■ Problem to solve:
Quote everything in the listing from the line containing "x-tick-label: Summer 11" down to the line containing "x-tick-label: Winter 09", both included, without changing anything.

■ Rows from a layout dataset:
○ ○ ○ ○ ○ ○ ○

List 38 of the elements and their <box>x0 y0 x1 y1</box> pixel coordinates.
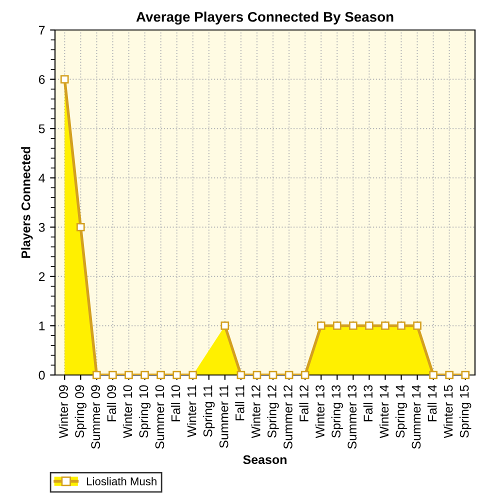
x-tick-label: Summer 11 <box>219 385 228 448</box>
x-tick-label: Fall 12 <box>299 385 308 422</box>
x-tick-label: Spring 15 <box>460 385 472 438</box>
x-tick-label: Spring 11 <box>203 385 215 437</box>
x-tick-label: Winter 10 <box>122 385 132 438</box>
x-tick-label: Fall 11 <box>235 385 244 420</box>
x-tick-label: Winter 12 <box>251 385 260 438</box>
x-tick-label: Summer 14 <box>412 385 421 449</box>
x-tick-label: Winter 14 <box>379 385 389 438</box>
x-tick-label: Winter 09 <box>58 385 68 438</box>
x-tick-label: Spring 09 <box>74 385 86 438</box>
y-tick-label: 5 <box>38 124 45 134</box>
x-tick-label: Fall 14 <box>427 385 437 422</box>
x-tick-label: Fall 09 <box>106 385 116 422</box>
y-tick-label: 6 <box>38 75 45 84</box>
x-tick-label: Spring 14 <box>395 385 408 438</box>
x-tick-label: Fall 10 <box>171 385 180 422</box>
x-tick-label: Summer 10 <box>155 385 164 449</box>
x-tick-label: Winter 13 <box>315 385 324 438</box>
legend-label: Liosliath Mush <box>87 477 156 486</box>
x-tick-label: Summer 09 <box>91 385 100 449</box>
y-tick-label: 4 <box>38 174 45 182</box>
x-tick-label: Spring 13 <box>331 385 343 438</box>
y-axis-title: Players Connected <box>21 147 33 258</box>
y-tick-label: 7 <box>38 26 45 35</box>
x-tick-label: Fall 13 <box>363 385 373 422</box>
x-tick-label: Summer 12 <box>284 385 292 449</box>
y-tick-label: 1 <box>39 322 45 330</box>
y-tick-label: 3 <box>38 222 45 232</box>
y-tick-label: 2 <box>38 272 45 281</box>
x-tick-label: Summer 13 <box>348 385 357 449</box>
x-tick-label: Spring 12 <box>267 385 279 438</box>
chart-title: Average Players Connected By Season <box>136 12 394 25</box>
x-tick-label: Winter 11 <box>187 385 196 438</box>
x-axis-title: Season <box>243 455 286 464</box>
x-tick-label: Spring 10 <box>138 385 151 438</box>
y-tick-label: 0 <box>38 370 45 380</box>
x-tick-label: Winter 15 <box>444 385 453 438</box>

○ ○ ○ ○ ○ ○ ○

■ Solution to this exercise:
x-tick-label: Summer 11 <box>219 385 228 448</box>
x-tick-label: Fall 12 <box>299 385 308 422</box>
x-tick-label: Spring 15 <box>460 385 472 438</box>
x-tick-label: Spring 11 <box>203 385 215 437</box>
x-tick-label: Winter 10 <box>122 385 132 438</box>
x-tick-label: Fall 11 <box>235 385 244 420</box>
x-tick-label: Winter 12 <box>251 385 260 438</box>
x-tick-label: Summer 14 <box>412 385 421 449</box>
x-tick-label: Winter 14 <box>379 385 389 438</box>
x-tick-label: Winter 09 <box>58 385 68 438</box>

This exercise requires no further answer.